Below are the records; pull every line that includes "players".

:: Supplied data

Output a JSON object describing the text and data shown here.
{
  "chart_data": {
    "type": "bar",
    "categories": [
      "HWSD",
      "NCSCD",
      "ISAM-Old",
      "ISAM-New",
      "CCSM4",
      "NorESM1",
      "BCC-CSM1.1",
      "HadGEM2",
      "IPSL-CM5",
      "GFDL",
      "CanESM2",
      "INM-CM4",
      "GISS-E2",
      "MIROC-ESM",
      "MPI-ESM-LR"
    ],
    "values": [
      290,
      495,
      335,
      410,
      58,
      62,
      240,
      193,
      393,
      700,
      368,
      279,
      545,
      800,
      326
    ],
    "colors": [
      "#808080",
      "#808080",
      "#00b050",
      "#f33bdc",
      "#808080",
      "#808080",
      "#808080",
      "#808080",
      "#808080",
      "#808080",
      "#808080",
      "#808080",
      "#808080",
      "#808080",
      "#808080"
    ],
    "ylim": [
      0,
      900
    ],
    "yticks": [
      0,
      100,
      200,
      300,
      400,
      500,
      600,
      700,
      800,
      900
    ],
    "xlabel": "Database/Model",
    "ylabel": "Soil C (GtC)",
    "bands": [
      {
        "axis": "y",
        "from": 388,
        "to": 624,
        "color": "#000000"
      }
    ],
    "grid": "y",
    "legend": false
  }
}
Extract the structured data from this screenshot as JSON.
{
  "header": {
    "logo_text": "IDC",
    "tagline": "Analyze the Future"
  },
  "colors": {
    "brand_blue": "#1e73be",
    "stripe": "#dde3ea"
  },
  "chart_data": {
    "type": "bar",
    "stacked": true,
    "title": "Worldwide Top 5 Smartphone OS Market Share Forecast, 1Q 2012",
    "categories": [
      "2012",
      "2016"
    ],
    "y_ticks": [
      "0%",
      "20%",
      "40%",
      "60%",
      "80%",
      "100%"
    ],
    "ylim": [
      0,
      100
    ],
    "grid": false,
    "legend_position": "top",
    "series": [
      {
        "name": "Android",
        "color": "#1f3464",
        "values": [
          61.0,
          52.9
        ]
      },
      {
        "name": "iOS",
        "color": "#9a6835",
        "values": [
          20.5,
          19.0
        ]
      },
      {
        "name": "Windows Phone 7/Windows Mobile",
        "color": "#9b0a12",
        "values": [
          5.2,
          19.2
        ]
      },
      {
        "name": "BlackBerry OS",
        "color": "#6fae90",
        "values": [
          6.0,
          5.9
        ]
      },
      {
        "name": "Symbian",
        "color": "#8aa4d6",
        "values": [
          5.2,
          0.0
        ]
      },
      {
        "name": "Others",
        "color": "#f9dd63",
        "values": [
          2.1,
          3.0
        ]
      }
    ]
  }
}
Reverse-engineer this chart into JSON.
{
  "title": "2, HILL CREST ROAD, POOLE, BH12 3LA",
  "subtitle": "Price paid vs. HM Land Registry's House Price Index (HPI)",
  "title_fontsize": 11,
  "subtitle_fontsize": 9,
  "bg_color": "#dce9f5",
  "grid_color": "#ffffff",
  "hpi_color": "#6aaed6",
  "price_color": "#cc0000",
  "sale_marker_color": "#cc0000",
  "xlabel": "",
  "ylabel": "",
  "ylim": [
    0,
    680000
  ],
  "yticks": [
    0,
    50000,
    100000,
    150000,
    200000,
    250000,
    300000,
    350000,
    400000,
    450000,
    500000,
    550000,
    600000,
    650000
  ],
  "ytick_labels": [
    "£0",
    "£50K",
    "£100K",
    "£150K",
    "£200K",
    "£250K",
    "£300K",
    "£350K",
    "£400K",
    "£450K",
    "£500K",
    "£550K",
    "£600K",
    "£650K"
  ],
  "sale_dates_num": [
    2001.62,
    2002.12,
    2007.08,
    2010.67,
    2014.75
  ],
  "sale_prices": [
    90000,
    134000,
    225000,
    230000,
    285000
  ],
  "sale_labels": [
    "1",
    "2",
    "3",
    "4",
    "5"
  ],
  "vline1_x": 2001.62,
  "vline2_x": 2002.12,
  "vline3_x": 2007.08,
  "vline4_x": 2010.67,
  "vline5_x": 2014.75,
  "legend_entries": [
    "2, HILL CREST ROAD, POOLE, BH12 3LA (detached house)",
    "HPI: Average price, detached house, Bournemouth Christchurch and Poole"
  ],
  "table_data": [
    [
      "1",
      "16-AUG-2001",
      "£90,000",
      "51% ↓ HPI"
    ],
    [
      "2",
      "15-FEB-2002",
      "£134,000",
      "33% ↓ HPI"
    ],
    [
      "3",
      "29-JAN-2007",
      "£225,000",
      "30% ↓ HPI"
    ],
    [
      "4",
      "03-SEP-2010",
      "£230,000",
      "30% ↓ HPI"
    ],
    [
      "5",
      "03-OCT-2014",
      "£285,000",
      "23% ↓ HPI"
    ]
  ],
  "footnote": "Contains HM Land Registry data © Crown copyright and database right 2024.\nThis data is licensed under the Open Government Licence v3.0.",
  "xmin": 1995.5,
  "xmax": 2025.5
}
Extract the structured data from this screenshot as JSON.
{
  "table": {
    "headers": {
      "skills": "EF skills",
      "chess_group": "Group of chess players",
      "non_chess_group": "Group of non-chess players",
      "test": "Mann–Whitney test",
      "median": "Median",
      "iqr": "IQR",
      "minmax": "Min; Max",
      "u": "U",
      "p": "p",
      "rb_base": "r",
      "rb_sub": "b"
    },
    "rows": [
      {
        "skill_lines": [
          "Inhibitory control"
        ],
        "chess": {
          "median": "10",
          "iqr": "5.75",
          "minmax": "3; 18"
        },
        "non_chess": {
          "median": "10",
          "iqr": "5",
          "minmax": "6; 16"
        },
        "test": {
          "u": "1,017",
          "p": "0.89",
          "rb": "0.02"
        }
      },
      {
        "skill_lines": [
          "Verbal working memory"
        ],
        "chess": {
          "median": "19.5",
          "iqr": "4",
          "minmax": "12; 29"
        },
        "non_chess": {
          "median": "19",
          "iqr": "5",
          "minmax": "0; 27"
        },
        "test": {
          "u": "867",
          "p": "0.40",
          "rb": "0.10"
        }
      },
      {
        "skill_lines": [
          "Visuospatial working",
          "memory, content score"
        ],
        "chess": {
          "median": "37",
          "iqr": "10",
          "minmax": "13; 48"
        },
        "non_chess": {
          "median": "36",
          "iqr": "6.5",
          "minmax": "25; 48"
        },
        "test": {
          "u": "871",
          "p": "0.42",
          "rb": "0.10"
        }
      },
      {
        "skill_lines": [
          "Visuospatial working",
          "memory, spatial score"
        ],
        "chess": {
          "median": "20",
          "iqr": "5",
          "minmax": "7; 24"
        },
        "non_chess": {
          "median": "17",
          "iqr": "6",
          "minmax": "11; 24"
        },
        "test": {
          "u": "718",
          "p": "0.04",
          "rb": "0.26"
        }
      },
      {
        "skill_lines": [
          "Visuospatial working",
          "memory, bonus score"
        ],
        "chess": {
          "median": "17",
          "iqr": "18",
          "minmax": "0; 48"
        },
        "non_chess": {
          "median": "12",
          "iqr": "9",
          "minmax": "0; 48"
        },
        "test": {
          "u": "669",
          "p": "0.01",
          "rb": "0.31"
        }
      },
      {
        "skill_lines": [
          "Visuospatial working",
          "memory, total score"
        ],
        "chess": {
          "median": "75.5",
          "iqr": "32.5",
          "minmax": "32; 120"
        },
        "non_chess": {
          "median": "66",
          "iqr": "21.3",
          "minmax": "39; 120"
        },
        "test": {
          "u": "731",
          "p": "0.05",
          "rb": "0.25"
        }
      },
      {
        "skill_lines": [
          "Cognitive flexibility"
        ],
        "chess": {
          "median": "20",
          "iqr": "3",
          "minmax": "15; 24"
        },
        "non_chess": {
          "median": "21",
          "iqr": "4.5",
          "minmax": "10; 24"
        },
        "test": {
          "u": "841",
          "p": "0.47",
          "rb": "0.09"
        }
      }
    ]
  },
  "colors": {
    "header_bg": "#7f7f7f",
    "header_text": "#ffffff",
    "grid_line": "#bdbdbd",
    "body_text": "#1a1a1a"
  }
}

::::

**Complete response:**
      "chess_group": "Group of chess players",
      "non_chess_group": "Group of non-chess players",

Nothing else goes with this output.